- [SET EXERCISE] Exclude the pictures and reproduce the remaining data exactly as written.

Extracted records
##########

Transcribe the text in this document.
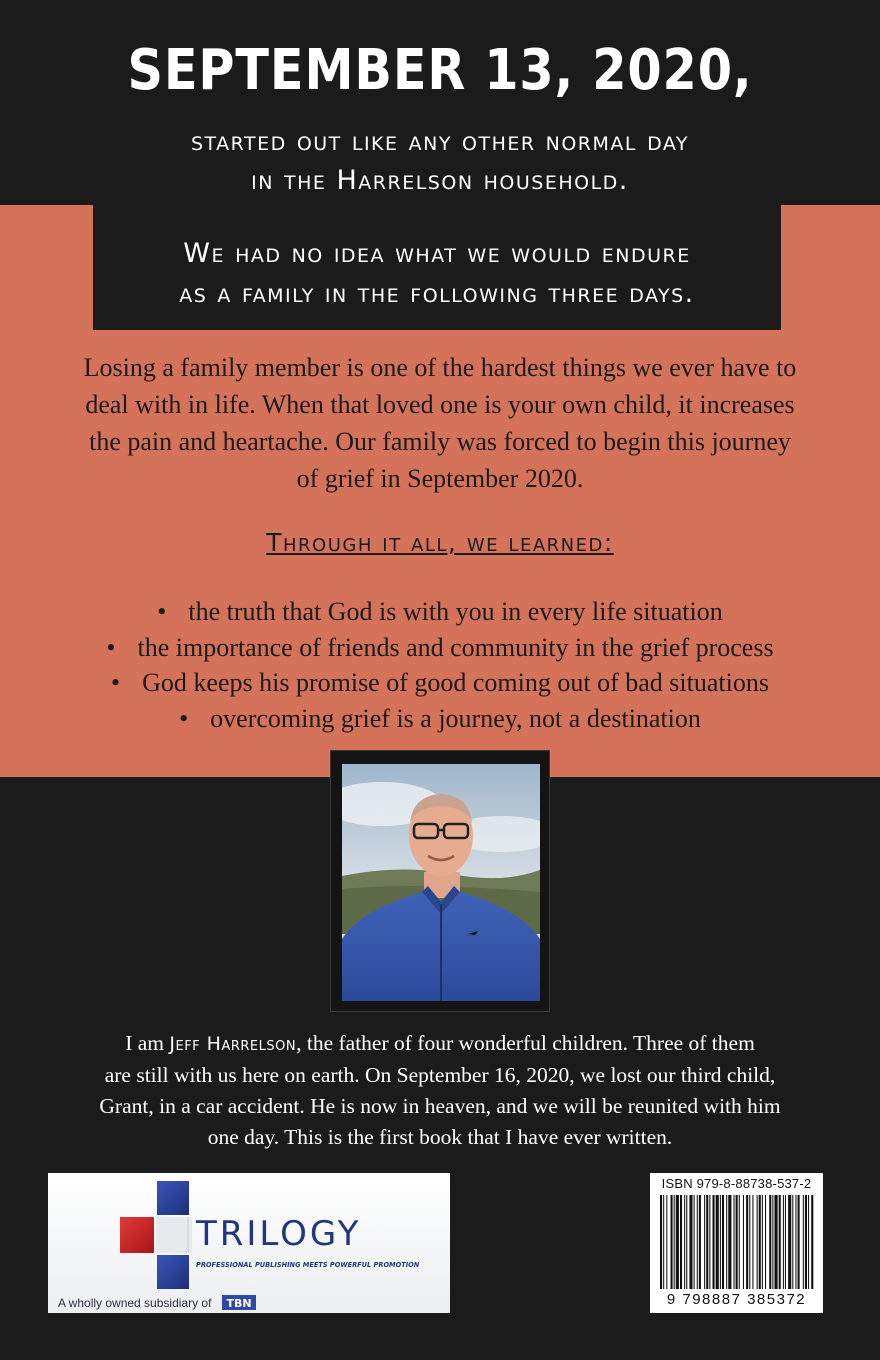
SEPTEMBER 13, 2020,
started out like any other normal day
in the Harrelson household.
We had no idea what we would endure
as a family in the following three days.
Losing a family member is one of the hardest things we ever have to
deal with in life. When that loved one is your own child, it increases
the pain and heartache. Our family was forced to begin this journey
of grief in September 2020.
Through it all, we learned:
• the truth that God is with you in every life situation
• the importance of friends and community in the grief process
• God keeps his promise of good coming out of bad situations
• overcoming grief is a journey, not a destination
I am Jeff Harrelson, the father of four wonderful children. Three of them
are still with us here on earth. On September 16, 2020, we lost our third child,
Grant, in a car accident. He is now in heaven, and we will be reunited with him
one day. This is the first book that I have ever written.
TRILOGY
PROFESSIONAL PUBLISHING MEETS POWERFUL PROMOTION
A wholly owned subsidiary of TBN
ISBN 979-8-88738-537-2
9 798887 385372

##########

- [THE OUTPUT]
Transcribe the text in this document.
SEPTEMBER 13, 2020,
started out like any other normal day
in the Harrelson household.
We had no idea what we would endure
as a family in the following three days.
Losing a family member is one of the hardest things we ever have to
deal with in life. When that loved one is your own child, it increases
the pain and heartache. Our family was forced to begin this journey
of grief in September 2020.
Through it all, we learned:
• the truth that God is with you in every life situation
• the importance of friends and community in the grief process
• God keeps his promise of good coming out of bad situations
• overcoming grief is a journey, not a destination
I am Jeff Harrelson, the father of four wonderful children. Three of them
are still with us here on earth. On September 16, 2020, we lost our third child,
Grant, in a car accident. He is now in heaven, and we will be reunited with him
one day. This is the first book that I have ever written.
TRILOGY
PROFESSIONAL PUBLISHING MEETS POWERFUL PROMOTION
A wholly owned subsidiary of TBN
ISBN 979-8-88738-537-2
9 798887 385372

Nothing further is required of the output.